Exercise directions » From the listing, collect all lines containing the word "como".

The data »
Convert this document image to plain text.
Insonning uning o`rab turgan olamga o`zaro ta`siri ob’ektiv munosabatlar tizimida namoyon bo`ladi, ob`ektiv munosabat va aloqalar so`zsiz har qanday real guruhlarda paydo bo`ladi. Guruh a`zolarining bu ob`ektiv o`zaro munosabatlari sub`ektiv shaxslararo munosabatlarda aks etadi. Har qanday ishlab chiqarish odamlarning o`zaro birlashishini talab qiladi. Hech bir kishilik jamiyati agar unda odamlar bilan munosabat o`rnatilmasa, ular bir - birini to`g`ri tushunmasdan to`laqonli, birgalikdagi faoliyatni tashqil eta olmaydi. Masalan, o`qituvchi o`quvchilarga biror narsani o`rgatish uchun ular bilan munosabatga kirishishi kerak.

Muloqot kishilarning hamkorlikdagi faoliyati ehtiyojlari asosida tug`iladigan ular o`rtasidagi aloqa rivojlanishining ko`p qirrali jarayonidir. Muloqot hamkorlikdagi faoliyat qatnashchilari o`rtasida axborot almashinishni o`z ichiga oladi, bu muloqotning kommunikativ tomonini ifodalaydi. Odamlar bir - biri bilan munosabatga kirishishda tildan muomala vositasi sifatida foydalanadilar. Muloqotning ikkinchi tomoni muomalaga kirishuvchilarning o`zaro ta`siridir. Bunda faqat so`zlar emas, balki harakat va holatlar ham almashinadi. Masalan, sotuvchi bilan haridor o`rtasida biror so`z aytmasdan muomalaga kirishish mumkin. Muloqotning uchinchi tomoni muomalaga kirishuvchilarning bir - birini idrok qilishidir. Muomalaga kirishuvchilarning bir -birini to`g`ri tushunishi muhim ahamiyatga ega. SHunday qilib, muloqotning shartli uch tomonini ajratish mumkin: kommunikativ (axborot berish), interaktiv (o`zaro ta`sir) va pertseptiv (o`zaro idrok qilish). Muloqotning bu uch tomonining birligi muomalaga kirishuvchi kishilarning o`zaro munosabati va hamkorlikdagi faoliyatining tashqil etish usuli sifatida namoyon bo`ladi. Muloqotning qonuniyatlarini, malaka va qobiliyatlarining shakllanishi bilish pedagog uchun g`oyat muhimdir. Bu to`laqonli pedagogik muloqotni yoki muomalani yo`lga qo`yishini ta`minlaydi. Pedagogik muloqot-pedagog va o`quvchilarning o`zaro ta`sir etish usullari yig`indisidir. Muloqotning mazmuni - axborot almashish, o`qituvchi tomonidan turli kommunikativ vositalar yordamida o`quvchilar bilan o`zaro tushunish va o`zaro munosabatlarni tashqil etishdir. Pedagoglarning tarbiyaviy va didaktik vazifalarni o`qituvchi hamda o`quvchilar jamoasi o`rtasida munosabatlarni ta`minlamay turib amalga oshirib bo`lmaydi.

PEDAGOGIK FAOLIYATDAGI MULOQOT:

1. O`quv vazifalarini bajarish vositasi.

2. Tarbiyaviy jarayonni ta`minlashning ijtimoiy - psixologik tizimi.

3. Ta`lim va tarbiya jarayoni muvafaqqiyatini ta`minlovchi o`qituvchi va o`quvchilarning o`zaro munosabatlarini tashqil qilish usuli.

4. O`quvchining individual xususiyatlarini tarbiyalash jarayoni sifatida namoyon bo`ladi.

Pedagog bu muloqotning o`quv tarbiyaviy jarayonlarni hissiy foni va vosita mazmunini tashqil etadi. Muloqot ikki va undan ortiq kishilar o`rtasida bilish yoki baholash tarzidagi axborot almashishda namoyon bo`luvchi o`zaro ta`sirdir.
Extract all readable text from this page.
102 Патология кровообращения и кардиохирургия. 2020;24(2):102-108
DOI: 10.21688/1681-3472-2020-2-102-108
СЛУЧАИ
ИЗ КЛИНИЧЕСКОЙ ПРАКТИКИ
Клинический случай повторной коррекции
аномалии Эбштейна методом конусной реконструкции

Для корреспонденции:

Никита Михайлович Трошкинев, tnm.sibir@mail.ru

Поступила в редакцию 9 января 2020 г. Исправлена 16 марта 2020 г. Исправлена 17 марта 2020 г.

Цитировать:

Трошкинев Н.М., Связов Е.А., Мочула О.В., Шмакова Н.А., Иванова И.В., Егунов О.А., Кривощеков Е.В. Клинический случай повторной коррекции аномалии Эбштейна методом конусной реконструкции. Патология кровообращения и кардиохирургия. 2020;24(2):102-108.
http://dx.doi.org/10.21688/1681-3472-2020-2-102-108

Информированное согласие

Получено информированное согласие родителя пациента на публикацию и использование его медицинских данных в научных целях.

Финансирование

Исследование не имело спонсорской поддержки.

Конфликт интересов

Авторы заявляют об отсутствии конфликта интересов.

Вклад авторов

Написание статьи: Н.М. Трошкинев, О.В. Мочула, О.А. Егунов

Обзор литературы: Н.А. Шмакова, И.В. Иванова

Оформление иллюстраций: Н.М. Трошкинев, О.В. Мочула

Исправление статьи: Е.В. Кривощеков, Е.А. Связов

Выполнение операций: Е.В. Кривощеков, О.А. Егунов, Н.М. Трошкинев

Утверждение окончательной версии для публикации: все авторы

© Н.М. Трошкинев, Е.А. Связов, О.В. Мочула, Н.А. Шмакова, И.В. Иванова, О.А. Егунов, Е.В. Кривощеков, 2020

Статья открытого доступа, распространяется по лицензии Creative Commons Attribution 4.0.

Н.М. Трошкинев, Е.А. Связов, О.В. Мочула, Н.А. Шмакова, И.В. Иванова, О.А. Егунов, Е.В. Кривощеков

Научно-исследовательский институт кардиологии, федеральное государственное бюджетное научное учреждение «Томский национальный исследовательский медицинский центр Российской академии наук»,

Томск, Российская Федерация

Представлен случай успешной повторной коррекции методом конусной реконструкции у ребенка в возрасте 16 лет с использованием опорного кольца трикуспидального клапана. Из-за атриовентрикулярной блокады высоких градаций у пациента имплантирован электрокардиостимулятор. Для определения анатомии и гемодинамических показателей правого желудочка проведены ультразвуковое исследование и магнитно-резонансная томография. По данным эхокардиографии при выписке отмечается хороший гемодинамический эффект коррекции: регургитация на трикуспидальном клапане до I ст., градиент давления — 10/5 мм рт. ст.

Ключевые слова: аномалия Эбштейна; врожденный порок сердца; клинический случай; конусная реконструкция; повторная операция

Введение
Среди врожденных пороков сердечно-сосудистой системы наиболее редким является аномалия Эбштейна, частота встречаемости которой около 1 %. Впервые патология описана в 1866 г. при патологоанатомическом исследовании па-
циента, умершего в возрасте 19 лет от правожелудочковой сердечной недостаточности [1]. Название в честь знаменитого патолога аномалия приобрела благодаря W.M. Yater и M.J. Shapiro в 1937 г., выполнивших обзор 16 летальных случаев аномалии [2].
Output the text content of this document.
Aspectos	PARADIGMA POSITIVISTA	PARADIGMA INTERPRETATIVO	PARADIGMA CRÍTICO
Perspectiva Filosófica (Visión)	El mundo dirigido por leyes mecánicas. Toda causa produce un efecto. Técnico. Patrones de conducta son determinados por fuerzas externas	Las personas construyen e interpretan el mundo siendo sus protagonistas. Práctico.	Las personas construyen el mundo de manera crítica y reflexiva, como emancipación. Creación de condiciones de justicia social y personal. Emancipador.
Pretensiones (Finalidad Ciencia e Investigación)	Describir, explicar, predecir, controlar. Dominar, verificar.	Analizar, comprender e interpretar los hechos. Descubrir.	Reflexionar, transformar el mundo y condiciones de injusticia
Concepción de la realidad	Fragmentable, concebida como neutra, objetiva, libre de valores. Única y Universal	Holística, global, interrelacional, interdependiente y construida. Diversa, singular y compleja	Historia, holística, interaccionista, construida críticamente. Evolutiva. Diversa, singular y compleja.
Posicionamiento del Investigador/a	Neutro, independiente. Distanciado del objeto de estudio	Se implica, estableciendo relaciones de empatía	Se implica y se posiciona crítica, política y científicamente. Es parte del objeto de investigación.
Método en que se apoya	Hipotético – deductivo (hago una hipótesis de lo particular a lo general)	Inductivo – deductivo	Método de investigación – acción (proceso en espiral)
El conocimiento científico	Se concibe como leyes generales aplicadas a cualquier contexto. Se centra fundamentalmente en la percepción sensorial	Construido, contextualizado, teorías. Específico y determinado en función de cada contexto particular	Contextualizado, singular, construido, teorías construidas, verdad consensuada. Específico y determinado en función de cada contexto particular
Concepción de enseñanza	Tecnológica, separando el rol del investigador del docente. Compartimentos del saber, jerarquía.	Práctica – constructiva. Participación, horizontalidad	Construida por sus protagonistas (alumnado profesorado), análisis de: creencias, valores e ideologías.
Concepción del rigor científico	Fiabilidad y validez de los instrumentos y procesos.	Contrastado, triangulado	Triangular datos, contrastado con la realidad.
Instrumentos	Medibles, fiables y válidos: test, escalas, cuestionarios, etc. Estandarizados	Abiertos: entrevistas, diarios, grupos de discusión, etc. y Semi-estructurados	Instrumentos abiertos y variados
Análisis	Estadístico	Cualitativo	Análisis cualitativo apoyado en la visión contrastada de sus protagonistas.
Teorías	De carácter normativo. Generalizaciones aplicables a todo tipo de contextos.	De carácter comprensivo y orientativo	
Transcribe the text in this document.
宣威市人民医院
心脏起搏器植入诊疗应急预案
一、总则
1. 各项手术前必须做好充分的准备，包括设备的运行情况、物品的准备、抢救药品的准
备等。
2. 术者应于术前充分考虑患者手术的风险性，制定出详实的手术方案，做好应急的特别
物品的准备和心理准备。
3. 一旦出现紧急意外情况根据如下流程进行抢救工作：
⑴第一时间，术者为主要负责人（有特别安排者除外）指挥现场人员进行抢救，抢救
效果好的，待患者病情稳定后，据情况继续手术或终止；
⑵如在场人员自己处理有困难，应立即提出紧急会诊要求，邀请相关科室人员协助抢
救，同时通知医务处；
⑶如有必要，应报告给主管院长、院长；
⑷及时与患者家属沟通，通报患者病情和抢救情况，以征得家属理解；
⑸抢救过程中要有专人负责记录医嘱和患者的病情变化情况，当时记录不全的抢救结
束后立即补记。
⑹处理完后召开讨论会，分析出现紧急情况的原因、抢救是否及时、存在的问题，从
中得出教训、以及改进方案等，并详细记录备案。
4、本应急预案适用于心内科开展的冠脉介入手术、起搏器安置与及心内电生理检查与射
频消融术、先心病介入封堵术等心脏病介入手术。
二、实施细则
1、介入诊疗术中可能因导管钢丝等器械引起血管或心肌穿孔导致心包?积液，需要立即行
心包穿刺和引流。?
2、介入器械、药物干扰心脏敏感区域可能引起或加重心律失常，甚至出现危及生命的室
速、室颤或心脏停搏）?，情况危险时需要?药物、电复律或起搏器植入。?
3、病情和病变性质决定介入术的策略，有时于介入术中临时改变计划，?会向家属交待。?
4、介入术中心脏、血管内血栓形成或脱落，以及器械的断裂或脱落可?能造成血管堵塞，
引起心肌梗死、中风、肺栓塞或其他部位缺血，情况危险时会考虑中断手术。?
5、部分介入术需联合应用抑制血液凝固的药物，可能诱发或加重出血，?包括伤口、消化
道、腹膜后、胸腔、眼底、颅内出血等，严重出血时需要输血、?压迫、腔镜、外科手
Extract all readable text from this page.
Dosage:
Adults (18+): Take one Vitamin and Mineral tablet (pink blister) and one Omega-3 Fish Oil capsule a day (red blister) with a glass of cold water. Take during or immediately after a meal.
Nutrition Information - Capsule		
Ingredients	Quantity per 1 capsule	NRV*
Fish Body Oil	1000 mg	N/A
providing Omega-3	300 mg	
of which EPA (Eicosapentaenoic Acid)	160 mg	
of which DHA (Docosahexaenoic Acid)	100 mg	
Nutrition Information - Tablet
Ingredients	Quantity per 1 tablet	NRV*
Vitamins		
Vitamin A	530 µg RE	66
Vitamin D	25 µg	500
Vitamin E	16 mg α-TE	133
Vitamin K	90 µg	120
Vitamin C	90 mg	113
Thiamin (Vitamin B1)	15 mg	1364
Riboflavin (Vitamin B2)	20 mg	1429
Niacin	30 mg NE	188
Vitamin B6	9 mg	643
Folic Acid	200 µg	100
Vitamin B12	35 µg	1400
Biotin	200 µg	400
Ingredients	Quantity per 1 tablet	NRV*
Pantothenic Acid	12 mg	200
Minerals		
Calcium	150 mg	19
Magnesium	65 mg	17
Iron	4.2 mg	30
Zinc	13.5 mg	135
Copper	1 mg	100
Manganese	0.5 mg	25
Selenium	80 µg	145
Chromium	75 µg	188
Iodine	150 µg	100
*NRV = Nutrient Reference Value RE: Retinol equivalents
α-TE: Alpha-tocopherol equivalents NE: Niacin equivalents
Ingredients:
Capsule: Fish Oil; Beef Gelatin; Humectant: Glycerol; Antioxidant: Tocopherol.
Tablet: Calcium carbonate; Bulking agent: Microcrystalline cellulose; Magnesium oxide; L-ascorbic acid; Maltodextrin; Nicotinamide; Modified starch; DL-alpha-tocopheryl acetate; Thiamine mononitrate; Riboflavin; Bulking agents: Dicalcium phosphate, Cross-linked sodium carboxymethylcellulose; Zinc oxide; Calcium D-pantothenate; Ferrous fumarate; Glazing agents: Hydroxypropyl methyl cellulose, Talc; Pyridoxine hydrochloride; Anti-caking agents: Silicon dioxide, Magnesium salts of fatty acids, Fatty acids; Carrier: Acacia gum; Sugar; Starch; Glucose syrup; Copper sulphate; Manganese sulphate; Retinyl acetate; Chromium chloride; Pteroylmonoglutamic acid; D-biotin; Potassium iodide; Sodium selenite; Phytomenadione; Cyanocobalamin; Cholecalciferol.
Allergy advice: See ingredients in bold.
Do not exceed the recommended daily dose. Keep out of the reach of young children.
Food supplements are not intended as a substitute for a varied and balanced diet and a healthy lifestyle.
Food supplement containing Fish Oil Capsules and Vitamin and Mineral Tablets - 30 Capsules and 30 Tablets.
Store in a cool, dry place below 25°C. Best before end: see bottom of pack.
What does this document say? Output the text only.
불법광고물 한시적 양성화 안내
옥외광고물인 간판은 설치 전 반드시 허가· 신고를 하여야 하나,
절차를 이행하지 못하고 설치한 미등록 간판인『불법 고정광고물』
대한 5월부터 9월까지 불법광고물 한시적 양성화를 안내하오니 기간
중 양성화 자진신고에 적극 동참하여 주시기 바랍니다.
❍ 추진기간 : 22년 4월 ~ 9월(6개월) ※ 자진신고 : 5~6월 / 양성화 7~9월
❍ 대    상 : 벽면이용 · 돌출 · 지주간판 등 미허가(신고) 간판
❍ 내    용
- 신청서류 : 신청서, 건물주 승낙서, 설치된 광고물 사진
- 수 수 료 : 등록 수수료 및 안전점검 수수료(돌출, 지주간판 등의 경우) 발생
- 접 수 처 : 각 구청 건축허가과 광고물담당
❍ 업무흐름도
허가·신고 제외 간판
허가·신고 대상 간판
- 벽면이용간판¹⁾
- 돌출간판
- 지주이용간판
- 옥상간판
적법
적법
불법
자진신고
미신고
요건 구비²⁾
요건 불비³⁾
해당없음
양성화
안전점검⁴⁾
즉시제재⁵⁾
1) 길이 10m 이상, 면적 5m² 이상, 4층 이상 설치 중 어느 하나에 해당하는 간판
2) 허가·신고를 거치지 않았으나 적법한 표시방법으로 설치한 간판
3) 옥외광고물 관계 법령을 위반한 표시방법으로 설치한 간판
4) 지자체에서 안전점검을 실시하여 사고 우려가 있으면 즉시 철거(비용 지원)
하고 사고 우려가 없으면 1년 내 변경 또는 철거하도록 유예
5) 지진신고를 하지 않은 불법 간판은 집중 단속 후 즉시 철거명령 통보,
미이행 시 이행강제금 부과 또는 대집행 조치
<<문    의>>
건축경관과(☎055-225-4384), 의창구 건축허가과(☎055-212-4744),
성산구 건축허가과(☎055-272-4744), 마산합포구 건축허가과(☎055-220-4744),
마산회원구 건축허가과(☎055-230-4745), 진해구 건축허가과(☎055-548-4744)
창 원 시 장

Result of this exercise »
Perspectiva Filosófica (Visión)	El mundo dirigido por leyes mecánicas. Toda causa produce un efecto. Técnico. Patrones de conducta son determinados por fuerzas externas	Las personas construyen e interpretan el mundo siendo sus protagonistas. Práctico.	Las personas construyen el mundo de manera crítica y reflexiva, como emancipación. Creación de condiciones de justicia social y personal. Emancipador.
Concepción de la realidad	Fragmentable, concebida como neutra, objetiva, libre de valores. Única y Universal	Holística, global, interrelacional, interdependiente y construida. Diversa, singular y compleja	Historia, holística, interaccionista, construida críticamente. Evolutiva. Diversa, singular y compleja.
El conocimiento científico	Se concibe como leyes generales aplicadas a cualquier contexto. Se centra fundamentalmente en la percepción sensorial	Construido, contextualizado, teorías. Específico y determinado en función de cada contexto particular	Contextualizado, singular, construido, teorías construidas, verdad consensuada. Específico y determinado en función de cada contexto particular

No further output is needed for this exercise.